THE DATA:
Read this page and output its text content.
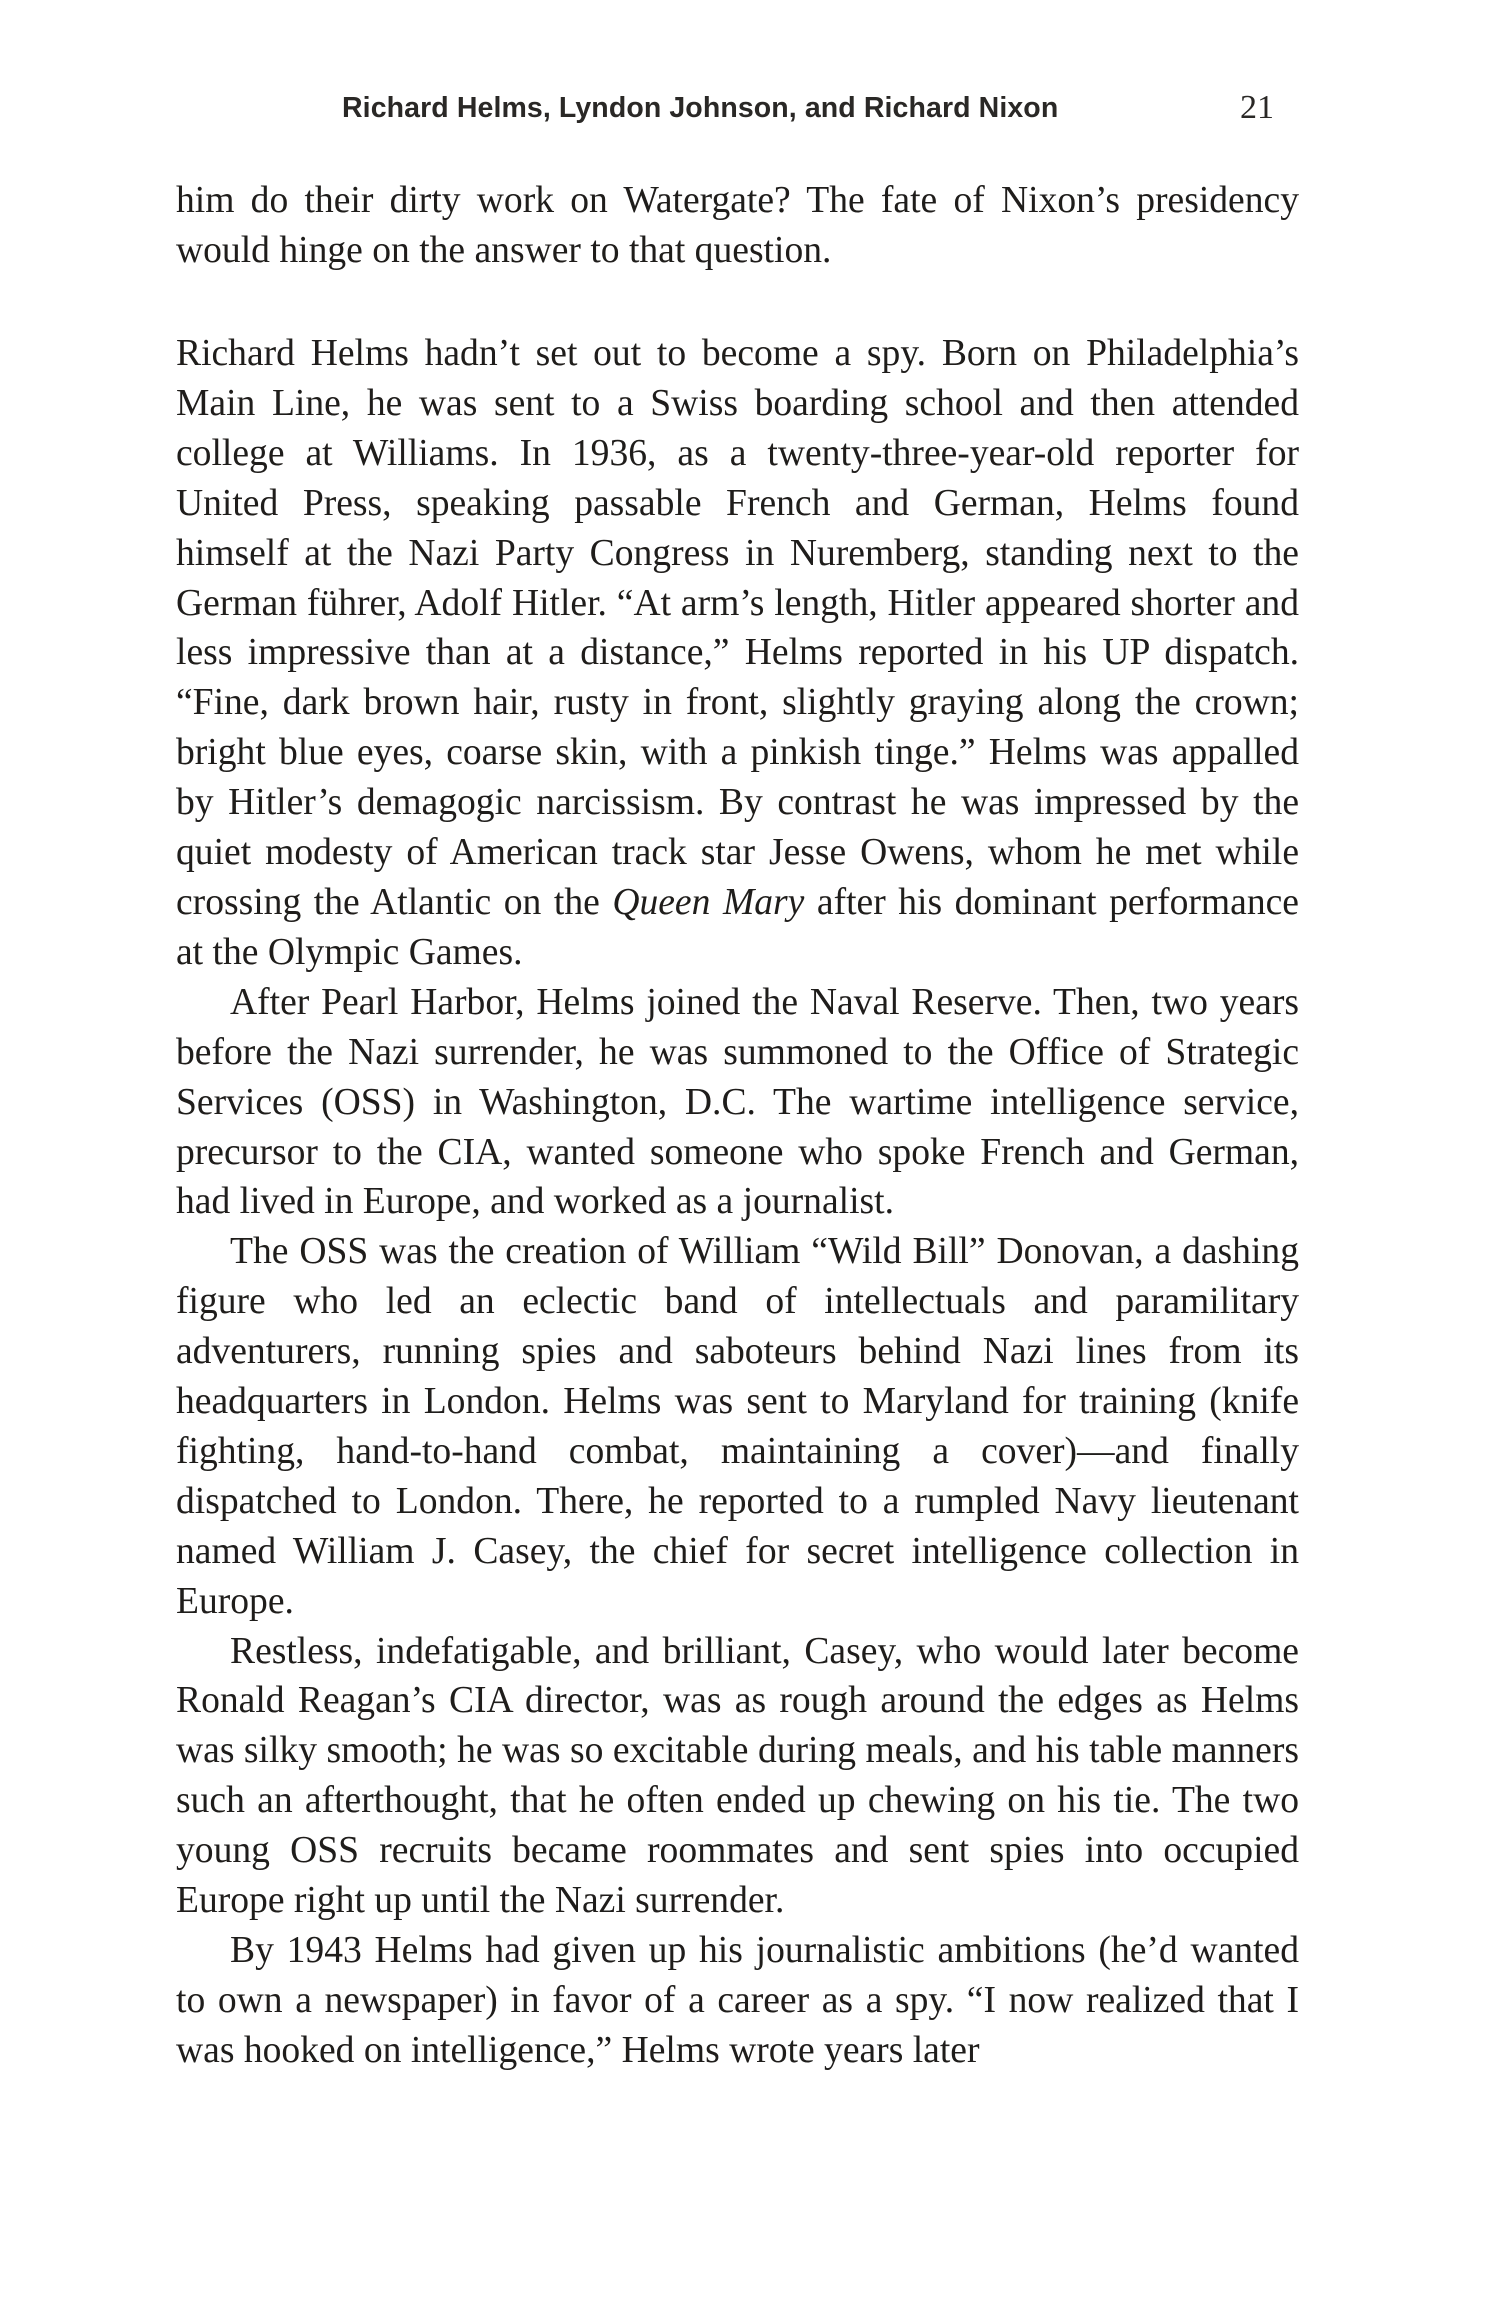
Richard Helms, Lyndon Johnson, and Richard Nixon	21

him do their dirty work on Watergate? The fate of Nixon’s presidency would hinge on the answer to that question.

Richard Helms hadn’t set out to become a spy. Born on Philadelphia’s Main Line, he was sent to a Swiss boarding school and then attended college at Williams. In 1936, as a twenty-three-year-old reporter for United Press, speaking passable French and German, Helms found himself at the Nazi Party Congress in Nuremberg, standing next to the German führer, Adolf Hitler. “At arm’s length, Hitler appeared shorter and less impressive than at a distance,” Helms reported in his UP dispatch. “Fine, dark brown hair, rusty in front, slightly graying along the crown; bright blue eyes, coarse skin, with a pinkish tinge.” Helms was appalled by Hitler’s demagogic narcissism. By contrast he was impressed by the quiet modesty of American track star Jesse Owens, whom he met while crossing the Atlantic on the Queen Mary after his dominant performance at the Olympic Games.

After Pearl Harbor, Helms joined the Naval Reserve. Then, two years before the Nazi surrender, he was summoned to the Office of Strategic Services (OSS) in Washington, D.C. The wartime intelligence service, precursor to the CIA, wanted someone who spoke French and German, had lived in Europe, and worked as a journalist.

The OSS was the creation of William “Wild Bill” Donovan, a dashing figure who led an eclectic band of intellectuals and paramilitary adventurers, running spies and saboteurs behind Nazi lines from its headquarters in London. Helms was sent to Maryland for training (knife fighting, hand-to-hand combat, maintaining a cover)—and finally dispatched to London. There, he reported to a rumpled Navy lieutenant named William J. Casey, the chief for secret intelligence collection in Europe.

Restless, indefatigable, and brilliant, Casey, who would later become Ronald Reagan’s CIA director, was as rough around the edges as Helms was silky smooth; he was so excitable during meals, and his table manners such an afterthought, that he often ended up chewing on his tie. The two young OSS recruits became roommates and sent spies into occupied Europe right up until the Nazi surrender.

By 1943 Helms had given up his journalistic ambitions (he’d wanted to own a newspaper) in favor of a career as a spy. “I now realized that I was hooked on intelligence,” Helms wrote years later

TASK TO COMPLETE: Transcribe the records word for word and include no pictures.

RESULT OF THIS TASK:
Read this page and output its text content.
Richard Helms, Lyndon Johnson, and Richard Nixon	21

him do their dirty work on Watergate? The fate of Nixon’s presidency would hinge on the answer to that question.

Richard Helms hadn’t set out to become a spy. Born on Philadelphia’s Main Line, he was sent to a Swiss boarding school and then attended college at Williams. In 1936, as a twenty-three-year-old reporter for United Press, speaking passable French and German, Helms found himself at the Nazi Party Congress in Nuremberg, standing next to the German führer, Adolf Hitler. “At arm’s length, Hitler appeared shorter and less impressive than at a distance,” Helms reported in his UP dispatch. “Fine, dark brown hair, rusty in front, slightly graying along the crown; bright blue eyes, coarse skin, with a pinkish tinge.” Helms was appalled by Hitler’s demagogic narcissism. By contrast he was impressed by the quiet modesty of American track star Jesse Owens, whom he met while crossing the Atlantic on the Queen Mary after his dominant performance at the Olympic Games.

After Pearl Harbor, Helms joined the Naval Reserve. Then, two years before the Nazi surrender, he was summoned to the Office of Strategic Services (OSS) in Washington, D.C. The wartime intelligence service, precursor to the CIA, wanted someone who spoke French and German, had lived in Europe, and worked as a journalist.

The OSS was the creation of William “Wild Bill” Donovan, a dashing figure who led an eclectic band of intellectuals and paramilitary adventurers, running spies and saboteurs behind Nazi lines from its headquarters in London. Helms was sent to Maryland for training (knife fighting, hand-to-hand combat, maintaining a cover)—and finally dispatched to London. There, he reported to a rumpled Navy lieutenant named William J. Casey, the chief for secret intelligence collection in Europe.

Restless, indefatigable, and brilliant, Casey, who would later become Ronald Reagan’s CIA director, was as rough around the edges as Helms was silky smooth; he was so excitable during meals, and his table manners such an afterthought, that he often ended up chewing on his tie. The two young OSS recruits became roommates and sent spies into occupied Europe right up until the Nazi surrender.

By 1943 Helms had given up his journalistic ambitions (he’d wanted to own a newspaper) in favor of a career as a spy. “I now realized that I was hooked on intelligence,” Helms wrote years later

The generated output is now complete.